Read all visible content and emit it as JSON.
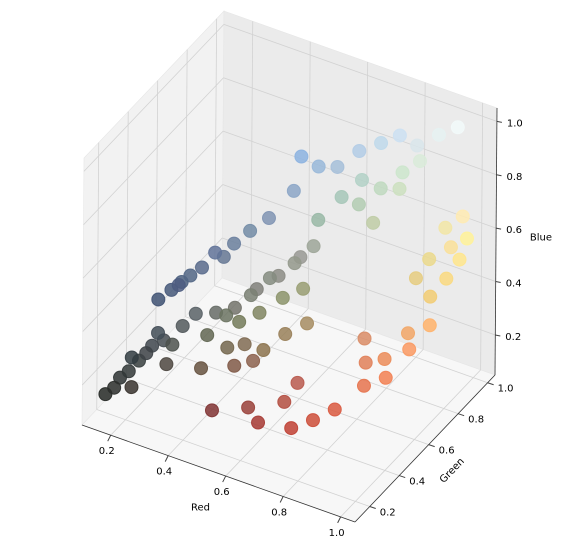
{
  "chart_data": {
    "type": "scatter3d",
    "xlabel": "Red",
    "ylabel": "Green",
    "zlabel": "Blue",
    "xlim": [
      0.1,
      1.05
    ],
    "ylim": [
      0.1,
      1.05
    ],
    "zlim": [
      0.05,
      1.05
    ],
    "xticks": [
      0.2,
      0.4,
      0.6,
      0.8,
      {
        "value": 1,
        "label": "1.0"
      }
    ],
    "yticks": [
      0.2,
      0.4,
      0.6,
      0.8,
      {
        "value": 1,
        "label": "1.0"
      }
    ],
    "zticks": [
      0.2,
      0.4,
      0.6,
      0.8,
      {
        "value": 1,
        "label": "1.0"
      }
    ],
    "grid": true,
    "color_from_values": true,
    "x": [
      0.15,
      0.18,
      0.2,
      0.22,
      0.17,
      0.25,
      0.28,
      0.24,
      0.3,
      0.2,
      0.26,
      0.32,
      0.35,
      0.22,
      0.3,
      0.25,
      0.3,
      0.28,
      0.35,
      0.32,
      0.4,
      0.38,
      0.3,
      0.42,
      0.45,
      0.5,
      0.55,
      0.6,
      0.55,
      0.65,
      0.4,
      0.45,
      0.5,
      0.55,
      0.6,
      0.48,
      0.52,
      0.58,
      0.62,
      0.42,
      0.38,
      0.45,
      0.5,
      0.55,
      0.6,
      0.45,
      0.5,
      0.55,
      0.6,
      0.65,
      0.5,
      0.55,
      0.4,
      0.75,
      0.7,
      0.8,
      0.65,
      0.85,
      0.72,
      0.6,
      0.5,
      0.9,
      0.95,
      0.92,
      0.98,
      0.95,
      1.0,
      0.88,
      0.85,
      0.95,
      0.98,
      1.0,
      0.98,
      1.0,
      0.95,
      0.92,
      0.9,
      1.0,
      0.7,
      0.75,
      0.8,
      0.7,
      0.65,
      0.85,
      0.8,
      0.6,
      0.75,
      0.9,
      0.85,
      0.95,
      0.8,
      0.7,
      0.75
    ],
    "y": [
      0.16,
      0.2,
      0.22,
      0.25,
      0.18,
      0.28,
      0.3,
      0.26,
      0.32,
      0.24,
      0.3,
      0.35,
      0.38,
      0.2,
      0.28,
      0.32,
      0.38,
      0.35,
      0.42,
      0.4,
      0.47,
      0.45,
      0.36,
      0.5,
      0.55,
      0.58,
      0.65,
      0.72,
      0.7,
      0.75,
      0.42,
      0.45,
      0.5,
      0.55,
      0.6,
      0.5,
      0.55,
      0.6,
      0.65,
      0.45,
      0.4,
      0.48,
      0.52,
      0.58,
      0.62,
      0.4,
      0.42,
      0.45,
      0.5,
      0.55,
      0.35,
      0.38,
      0.32,
      0.25,
      0.3,
      0.3,
      0.22,
      0.35,
      0.35,
      0.25,
      0.2,
      0.45,
      0.5,
      0.55,
      0.6,
      0.65,
      0.7,
      0.5,
      0.55,
      0.8,
      0.85,
      0.9,
      0.88,
      0.95,
      0.9,
      0.85,
      0.8,
      0.92,
      0.8,
      0.85,
      0.9,
      0.82,
      0.78,
      0.92,
      0.88,
      0.72,
      0.8,
      0.95,
      0.9,
      0.98,
      0.88,
      0.8,
      0.85
    ],
    "z": [
      0.15,
      0.2,
      0.22,
      0.25,
      0.17,
      0.3,
      0.32,
      0.28,
      0.3,
      0.26,
      0.34,
      0.36,
      0.4,
      0.18,
      0.25,
      0.45,
      0.5,
      0.48,
      0.55,
      0.52,
      0.58,
      0.6,
      0.5,
      0.62,
      0.65,
      0.7,
      0.78,
      0.85,
      0.88,
      0.85,
      0.4,
      0.42,
      0.48,
      0.52,
      0.58,
      0.45,
      0.5,
      0.55,
      0.6,
      0.38,
      0.32,
      0.35,
      0.38,
      0.42,
      0.45,
      0.3,
      0.32,
      0.3,
      0.35,
      0.38,
      0.28,
      0.3,
      0.25,
      0.2,
      0.25,
      0.22,
      0.2,
      0.25,
      0.3,
      0.22,
      0.2,
      0.3,
      0.32,
      0.35,
      0.38,
      0.4,
      0.42,
      0.35,
      0.4,
      0.45,
      0.5,
      0.55,
      0.6,
      0.6,
      0.65,
      0.55,
      0.5,
      0.7,
      0.7,
      0.75,
      0.8,
      0.78,
      0.72,
      0.85,
      0.75,
      0.65,
      0.65,
      0.95,
      0.92,
      0.98,
      0.95,
      0.9,
      0.92
    ]
  }
}
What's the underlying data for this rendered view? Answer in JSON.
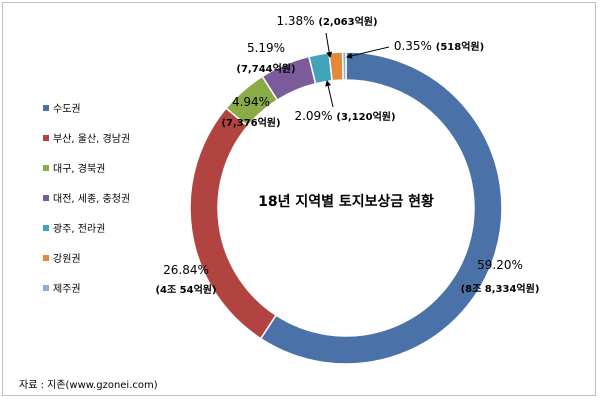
{
  "chart_data": {
    "type": "pie",
    "title": "18년 지역별 토지보상금 현황",
    "legend_placement": "left",
    "categories": [
      "수도권",
      "부산, 울산, 경남권",
      "대구, 경북권",
      "대전, 세종, 충청권",
      "광주, 전라권",
      "강원권",
      "제주권"
    ],
    "values": [
      59.2,
      26.84,
      4.94,
      5.19,
      2.09,
      1.38,
      0.35
    ],
    "percent_labels": [
      "59.20%",
      "26.84%",
      "4.94%",
      "5.19%",
      "2.09%",
      "1.38%",
      "0.35%"
    ],
    "amount_labels": [
      "(8조 8,334억원)",
      "(4조 54억원)",
      "(7,376억원)",
      "(7,744억원)",
      "(3,120억원)",
      "(2,063억원)",
      "(518억원)"
    ],
    "colors": [
      "#4a72a8",
      "#b14440",
      "#8bab46",
      "#7b5b9a",
      "#3fa3b9",
      "#e4883a",
      "#91a9d3"
    ]
  },
  "source": "자료 : 지존(www.gzonei.com)"
}
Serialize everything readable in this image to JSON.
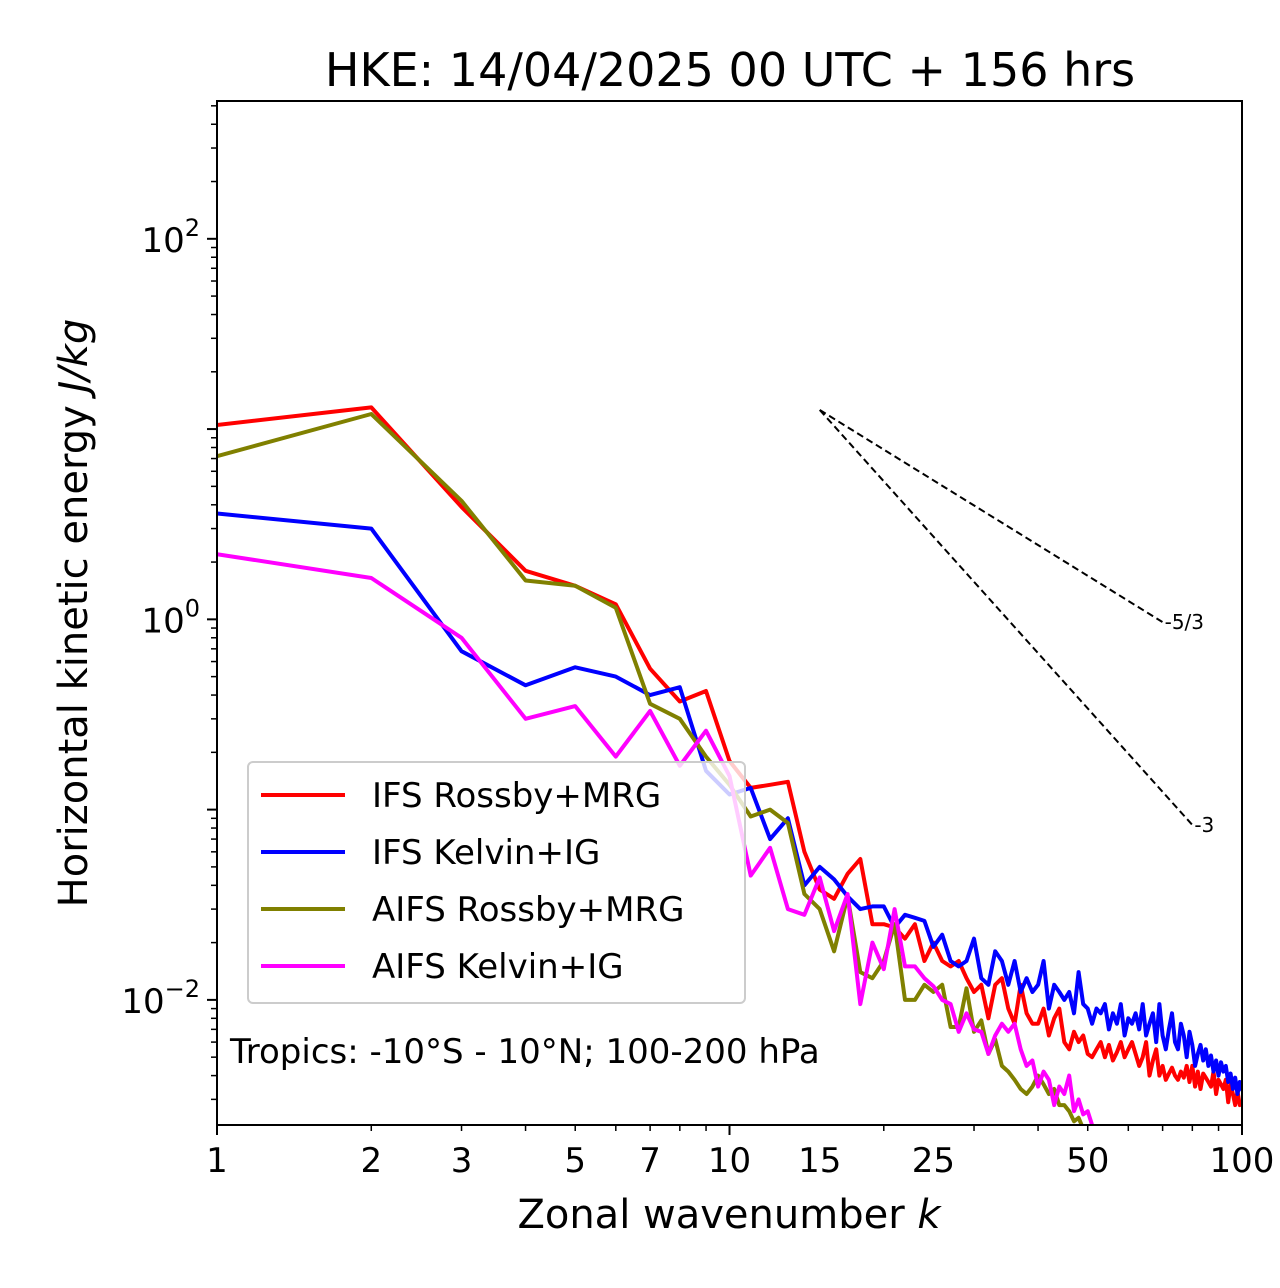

◆ ◆ ◆ ◆

> [EXERCISE REQUIREMENTS] Locate each line containing the string "this" and show it.

> [SOLUTION BELOW]
What's the underlying data for this rendered view? Answer in JSON.
Serialize everything readable in this image to JSON.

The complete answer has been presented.